> [WRITTEN TASK]: The data must be written out once more, precisely as given.

> [LISTED ENTRIES]:
* Begin *
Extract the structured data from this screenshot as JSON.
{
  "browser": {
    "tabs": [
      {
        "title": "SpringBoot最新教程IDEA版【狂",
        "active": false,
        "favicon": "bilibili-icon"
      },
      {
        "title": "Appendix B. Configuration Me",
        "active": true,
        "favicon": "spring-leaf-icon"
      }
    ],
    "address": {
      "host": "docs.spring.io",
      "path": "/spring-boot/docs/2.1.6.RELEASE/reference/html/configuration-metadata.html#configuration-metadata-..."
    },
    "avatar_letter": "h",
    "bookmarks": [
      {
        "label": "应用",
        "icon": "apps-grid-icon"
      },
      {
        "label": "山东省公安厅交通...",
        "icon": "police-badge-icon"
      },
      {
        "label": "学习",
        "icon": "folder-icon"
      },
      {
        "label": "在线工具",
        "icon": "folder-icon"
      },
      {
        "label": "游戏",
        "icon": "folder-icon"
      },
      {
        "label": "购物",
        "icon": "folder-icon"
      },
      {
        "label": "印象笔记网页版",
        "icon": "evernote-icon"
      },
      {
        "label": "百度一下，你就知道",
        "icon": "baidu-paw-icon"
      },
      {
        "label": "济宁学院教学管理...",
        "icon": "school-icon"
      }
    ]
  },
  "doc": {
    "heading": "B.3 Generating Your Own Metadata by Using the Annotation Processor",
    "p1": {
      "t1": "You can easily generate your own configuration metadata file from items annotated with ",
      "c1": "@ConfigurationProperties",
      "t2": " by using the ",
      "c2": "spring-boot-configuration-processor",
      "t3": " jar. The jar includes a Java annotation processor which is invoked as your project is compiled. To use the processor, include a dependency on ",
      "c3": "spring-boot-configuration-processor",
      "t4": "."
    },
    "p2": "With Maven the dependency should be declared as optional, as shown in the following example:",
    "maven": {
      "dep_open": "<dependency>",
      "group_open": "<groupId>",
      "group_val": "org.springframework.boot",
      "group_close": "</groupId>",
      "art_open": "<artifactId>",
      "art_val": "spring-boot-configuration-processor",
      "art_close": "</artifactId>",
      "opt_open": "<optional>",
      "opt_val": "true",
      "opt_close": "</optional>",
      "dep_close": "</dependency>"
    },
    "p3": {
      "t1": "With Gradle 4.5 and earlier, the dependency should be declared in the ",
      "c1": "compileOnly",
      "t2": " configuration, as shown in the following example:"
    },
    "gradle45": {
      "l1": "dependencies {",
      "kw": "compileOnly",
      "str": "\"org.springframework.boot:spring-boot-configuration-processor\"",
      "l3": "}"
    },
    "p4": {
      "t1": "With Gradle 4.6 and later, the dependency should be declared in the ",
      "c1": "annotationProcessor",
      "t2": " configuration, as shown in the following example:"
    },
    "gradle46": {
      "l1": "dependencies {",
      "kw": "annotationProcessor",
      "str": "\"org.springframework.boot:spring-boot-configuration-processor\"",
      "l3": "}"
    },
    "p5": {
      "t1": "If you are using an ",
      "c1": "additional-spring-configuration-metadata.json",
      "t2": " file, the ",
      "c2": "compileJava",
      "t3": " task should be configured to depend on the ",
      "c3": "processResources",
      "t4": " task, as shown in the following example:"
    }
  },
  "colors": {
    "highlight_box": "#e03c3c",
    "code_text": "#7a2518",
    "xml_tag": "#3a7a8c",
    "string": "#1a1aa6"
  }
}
* End *
> [ANSWER FOR THIS EXERCISE]:
Extract the structured data from this screenshot as JSON.
{
  "browser": {
    "tabs": [
      {
        "title": "SpringBoot最新教程IDEA版【狂",
        "active": false,
        "favicon": "bilibili-icon"
      },
      {
        "title": "Appendix B. Configuration Me",
        "active": true,
        "favicon": "spring-leaf-icon"
      }
    ],
    "address": {
      "host": "docs.spring.io",
      "path": "/spring-boot/docs/2.1.6.RELEASE/reference/html/configuration-metadata.html#configuration-metadata-..."
    },
    "avatar_letter": "h",
    "bookmarks": [
      {
        "label": "应用",
        "icon": "apps-grid-icon"
      },
      {
        "label": "山东省公安厅交通...",
        "icon": "police-badge-icon"
      },
      {
        "label": "学习",
        "icon": "folder-icon"
      },
      {
        "label": "在线工具",
        "icon": "folder-icon"
      },
      {
        "label": "游戏",
        "icon": "folder-icon"
      },
      {
        "label": "购物",
        "icon": "folder-icon"
      },
      {
        "label": "印象笔记网页版",
        "icon": "evernote-icon"
      },
      {
        "label": "百度一下，你就知道",
        "icon": "baidu-paw-icon"
      },
      {
        "label": "济宁学院教学管理...",
        "icon": "school-icon"
      }
    ]
  },
  "doc": {
    "heading": "B.3 Generating Your Own Metadata by Using the Annotation Processor",
    "p1": {
      "t1": "You can easily generate your own configuration metadata file from items annotated with ",
      "c1": "@ConfigurationProperties",
      "t2": " by using the ",
      "c2": "spring-boot-configuration-processor",
      "t3": " jar. The jar includes a Java annotation processor which is invoked as your project is compiled. To use the processor, include a dependency on ",
      "c3": "spring-boot-configuration-processor",
      "t4": "."
    },
    "p2": "With Maven the dependency should be declared as optional, as shown in the following example:",
    "maven": {
      "dep_open": "<dependency>",
      "group_open": "<groupId>",
      "group_val": "org.springframework.boot",
      "group_close": "</groupId>",
      "art_open": "<artifactId>",
      "art_val": "spring-boot-configuration-processor",
      "art_close": "</artifactId>",
      "opt_open": "<optional>",
      "opt_val": "true",
      "opt_close": "</optional>",
      "dep_close": "</dependency>"
    },
    "p3": {
      "t1": "With Gradle 4.5 and earlier, the dependency should be declared in the ",
      "c1": "compileOnly",
      "t2": " configuration, as shown in the following example:"
    },
    "gradle45": {
      "l1": "dependencies {",
      "kw": "compileOnly",
      "str": "\"org.springframework.boot:spring-boot-configuration-processor\"",
      "l3": "}"
    },
    "p4": {
      "t1": "With Gradle 4.6 and later, the dependency should be declared in the ",
      "c1": "annotationProcessor",
      "t2": " configuration, as shown in the following example:"
    },
    "gradle46": {
      "l1": "dependencies {",
      "kw": "annotationProcessor",
      "str": "\"org.springframework.boot:spring-boot-configuration-processor\"",
      "l3": "}"
    },
    "p5": {
      "t1": "If you are using an ",
      "c1": "additional-spring-configuration-metadata.json",
      "t2": " file, the ",
      "c2": "compileJava",
      "t3": " task should be configured to depend on the ",
      "c3": "processResources",
      "t4": " task, as shown in the following example:"
    }
  },
  "colors": {
    "highlight_box": "#e03c3c",
    "code_text": "#7a2518",
    "xml_tag": "#3a7a8c",
    "string": "#1a1aa6"
  }
}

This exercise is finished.